**TASK OBJECTIVE:**
The records below must be written out exactly, with every picture left behind.

**RECORDS FOR THIS EXERCISE:**
++++++++++++++++++++

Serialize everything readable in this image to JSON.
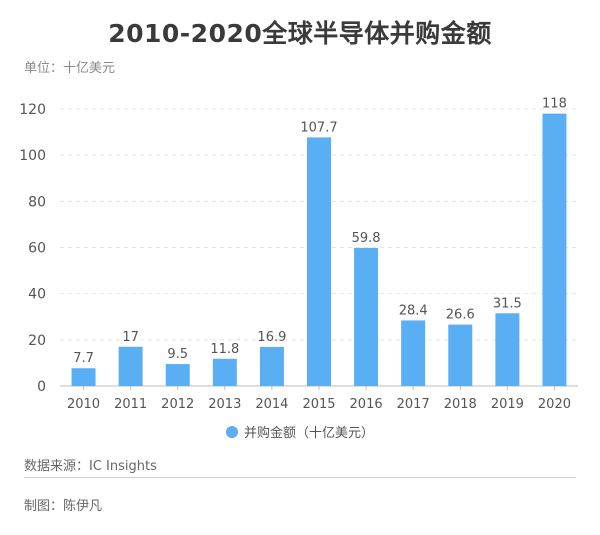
{
  "page": {
    "title": "2010-2020全球半导体并购金额",
    "unit": "单位：十亿美元",
    "source": "数据来源：IC Insights",
    "credit": "制图：陈伊凡"
  },
  "colors": {
    "bar": "#5aaef4",
    "grid": "#e4e4e4",
    "axis": "#bdbdbd",
    "text": "#555555"
  },
  "chart_data": {
    "type": "bar",
    "title": "2010-2020全球半导体并购金额",
    "xlabel": "",
    "ylabel": "单位：十亿美元",
    "categories": [
      "2010",
      "2011",
      "2012",
      "2013",
      "2014",
      "2015",
      "2016",
      "2017",
      "2018",
      "2019",
      "2020"
    ],
    "series": [
      {
        "name": "并购金额（十亿美元）",
        "values": [
          7.7,
          17,
          9.5,
          11.8,
          16.9,
          107.7,
          59.8,
          28.4,
          26.6,
          31.5,
          118
        ],
        "labels": [
          "7.7",
          "17",
          "9.5",
          "11.8",
          "16.9",
          "107.7",
          "59.8",
          "28.4",
          "26.6",
          "31.5",
          "118"
        ]
      }
    ],
    "ylim": [
      0,
      120
    ],
    "yticks": [
      0,
      20,
      40,
      60,
      80,
      100,
      120
    ],
    "grid": true,
    "legend": "bottom-center"
  }
}
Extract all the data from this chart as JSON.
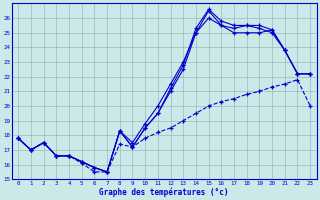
{
  "xlabel": "Graphe des températures (°c)",
  "ylim": [
    15,
    27
  ],
  "xlim": [
    -0.5,
    23.5
  ],
  "yticks": [
    15,
    16,
    17,
    18,
    19,
    20,
    21,
    22,
    23,
    24,
    25,
    26
  ],
  "xticks": [
    0,
    1,
    2,
    3,
    4,
    5,
    6,
    7,
    8,
    9,
    10,
    11,
    12,
    13,
    14,
    15,
    16,
    17,
    18,
    19,
    20,
    21,
    22,
    23
  ],
  "bg_color": "#cce8e8",
  "line_color": "#0000cc",
  "grid_color": "#99bbbb",
  "s1_x": [
    0,
    1,
    2,
    3,
    4,
    5,
    6,
    7,
    8,
    9,
    10,
    11,
    12,
    13,
    14,
    15,
    16,
    17,
    18,
    19,
    20,
    21,
    22,
    23
  ],
  "s1_y": [
    17.8,
    17.0,
    17.5,
    16.6,
    16.6,
    16.1,
    15.5,
    15.5,
    17.4,
    17.2,
    17.8,
    18.2,
    18.5,
    19.0,
    19.5,
    20.0,
    20.3,
    20.5,
    20.8,
    21.0,
    21.3,
    21.5,
    21.8,
    20.0
  ],
  "s2_x": [
    0,
    1,
    2,
    3,
    4,
    5,
    6,
    7,
    8,
    9,
    10,
    11,
    12,
    13,
    14,
    15,
    16,
    17,
    18,
    19,
    20,
    21,
    22,
    23
  ],
  "s2_y": [
    17.8,
    17.0,
    17.5,
    16.6,
    16.6,
    16.2,
    15.8,
    15.5,
    18.3,
    17.2,
    18.5,
    19.5,
    21.0,
    22.5,
    25.0,
    26.5,
    25.5,
    25.3,
    25.5,
    25.3,
    25.0,
    23.8,
    22.2,
    22.2
  ],
  "s3_x": [
    0,
    1,
    2,
    3,
    4,
    5,
    6,
    7,
    8,
    9,
    10,
    11,
    12,
    13,
    14,
    15,
    16,
    17,
    18,
    19,
    20,
    21,
    22,
    23
  ],
  "s3_y": [
    17.8,
    17.0,
    17.5,
    16.6,
    16.6,
    16.2,
    15.8,
    15.5,
    18.3,
    17.2,
    18.5,
    19.5,
    21.2,
    22.8,
    25.3,
    26.6,
    25.8,
    25.5,
    25.5,
    25.5,
    25.2,
    23.8,
    22.2,
    22.2
  ],
  "s4_x": [
    0,
    1,
    2,
    3,
    4,
    5,
    6,
    7,
    8,
    9,
    10,
    11,
    12,
    13,
    14,
    15,
    16,
    17,
    18,
    19,
    20,
    21,
    22,
    23
  ],
  "s4_y": [
    17.8,
    17.0,
    17.5,
    16.6,
    16.6,
    16.2,
    15.8,
    15.5,
    18.3,
    17.5,
    18.8,
    20.0,
    21.5,
    23.0,
    25.0,
    26.0,
    25.5,
    25.0,
    25.0,
    25.0,
    25.2,
    23.8,
    22.2,
    22.2
  ]
}
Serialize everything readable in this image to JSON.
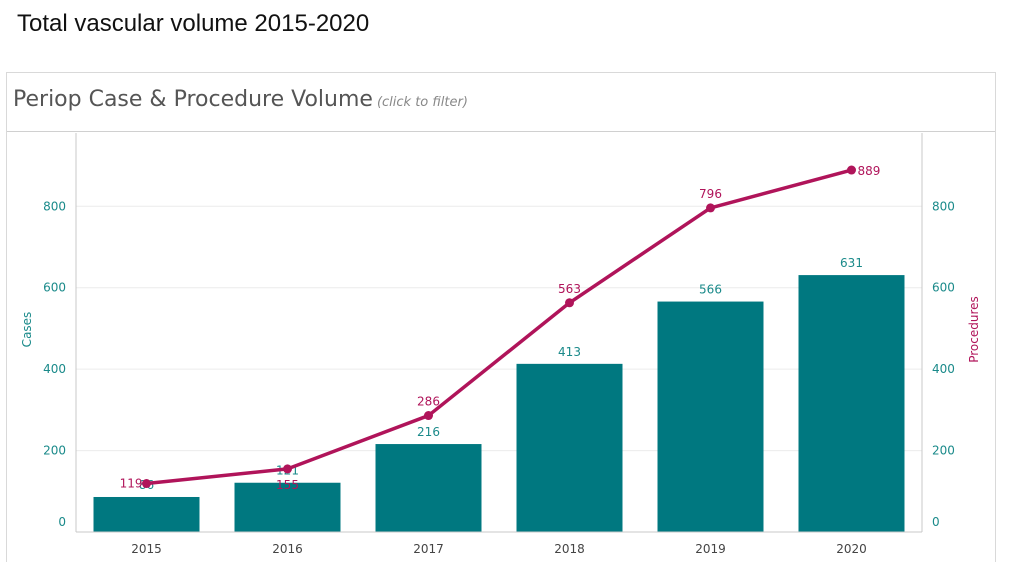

++++++++++++++++++++

**FULL OUTPUT:**
Serialize everything readable in this image to JSON.
{
  "page": {
    "title": "2010-2020全球半导体并购金额",
    "unit": "单位：十亿美元",
    "source": "数据来源：IC Insights",
    "credit": "制图：陈伊凡"
  },
  "colors": {
    "bar": "#5aaef4",
    "grid": "#e4e4e4",
    "axis": "#bdbdbd",
    "text": "#555555"
  },
  "chart_data": {
    "type": "bar",
    "title": "2010-2020全球半导体并购金额",
    "xlabel": "",
    "ylabel": "单位：十亿美元",
    "categories": [
      "2010",
      "2011",
      "2012",
      "2013",
      "2014",
      "2015",
      "2016",
      "2017",
      "2018",
      "2019",
      "2020"
    ],
    "series": [
      {
        "name": "并购金额（十亿美元）",
        "values": [
          7.7,
          17,
          9.5,
          11.8,
          16.9,
          107.7,
          59.8,
          28.4,
          26.6,
          31.5,
          118
        ],
        "labels": [
          "7.7",
          "17",
          "9.5",
          "11.8",
          "16.9",
          "107.7",
          "59.8",
          "28.4",
          "26.6",
          "31.5",
          "118"
        ]
      }
    ],
    "ylim": [
      0,
      120
    ],
    "yticks": [
      0,
      20,
      40,
      60,
      80,
      100,
      120
    ],
    "grid": true,
    "legend": "bottom-center"
  }
}
Extract all the data from this chart as JSON.
{
  "xlabel": "Graphe des températures (°c)",
  "ylim": [
    15,
    27
  ],
  "xlim": [
    -0.5,
    23.5
  ],
  "yticks": [
    15,
    16,
    17,
    18,
    19,
    20,
    21,
    22,
    23,
    24,
    25,
    26
  ],
  "xticks": [
    0,
    1,
    2,
    3,
    4,
    5,
    6,
    7,
    8,
    9,
    10,
    11,
    12,
    13,
    14,
    15,
    16,
    17,
    18,
    19,
    20,
    21,
    22,
    23
  ],
  "bg_color": "#cce8e8",
  "line_color": "#0000cc",
  "grid_color": "#99bbbb",
  "s1_x": [
    0,
    1,
    2,
    3,
    4,
    5,
    6,
    7,
    8,
    9,
    10,
    11,
    12,
    13,
    14,
    15,
    16,
    17,
    18,
    19,
    20,
    21,
    22,
    23
  ],
  "s1_y": [
    17.8,
    17.0,
    17.5,
    16.6,
    16.6,
    16.1,
    15.5,
    15.5,
    17.4,
    17.2,
    17.8,
    18.2,
    18.5,
    19.0,
    19.5,
    20.0,
    20.3,
    20.5,
    20.8,
    21.0,
    21.3,
    21.5,
    21.8,
    20.0
  ],
  "s2_x": [
    0,
    1,
    2,
    3,
    4,
    5,
    6,
    7,
    8,
    9,
    10,
    11,
    12,
    13,
    14,
    15,
    16,
    17,
    18,
    19,
    20,
    21,
    22,
    23
  ],
  "s2_y": [
    17.8,
    17.0,
    17.5,
    16.6,
    16.6,
    16.2,
    15.8,
    15.5,
    18.3,
    17.2,
    18.5,
    19.5,
    21.0,
    22.5,
    25.0,
    26.5,
    25.5,
    25.3,
    25.5,
    25.3,
    25.0,
    23.8,
    22.2,
    22.2
  ],
  "s3_x": [
    0,
    1,
    2,
    3,
    4,
    5,
    6,
    7,
    8,
    9,
    10,
    11,
    12,
    13,
    14,
    15,
    16,
    17,
    18,
    19,
    20,
    21,
    22,
    23
  ],
  "s3_y": [
    17.8,
    17.0,
    17.5,
    16.6,
    16.6,
    16.2,
    15.8,
    15.5,
    18.3,
    17.2,
    18.5,
    19.5,
    21.2,
    22.8,
    25.3,
    26.6,
    25.8,
    25.5,
    25.5,
    25.5,
    25.2,
    23.8,
    22.2,
    22.2
  ],
  "s4_x": [
    0,
    1,
    2,
    3,
    4,
    5,
    6,
    7,
    8,
    9,
    10,
    11,
    12,
    13,
    14,
    15,
    16,
    17,
    18,
    19,
    20,
    21,
    22,
    23
  ],
  "s4_y": [
    17.8,
    17.0,
    17.5,
    16.6,
    16.6,
    16.2,
    15.8,
    15.5,
    18.3,
    17.5,
    18.8,
    20.0,
    21.5,
    23.0,
    25.0,
    26.0,
    25.5,
    25.0,
    25.0,
    25.0,
    25.2,
    23.8,
    22.2,
    22.2
  ]
}
Serialize everything readable in this image to JSON.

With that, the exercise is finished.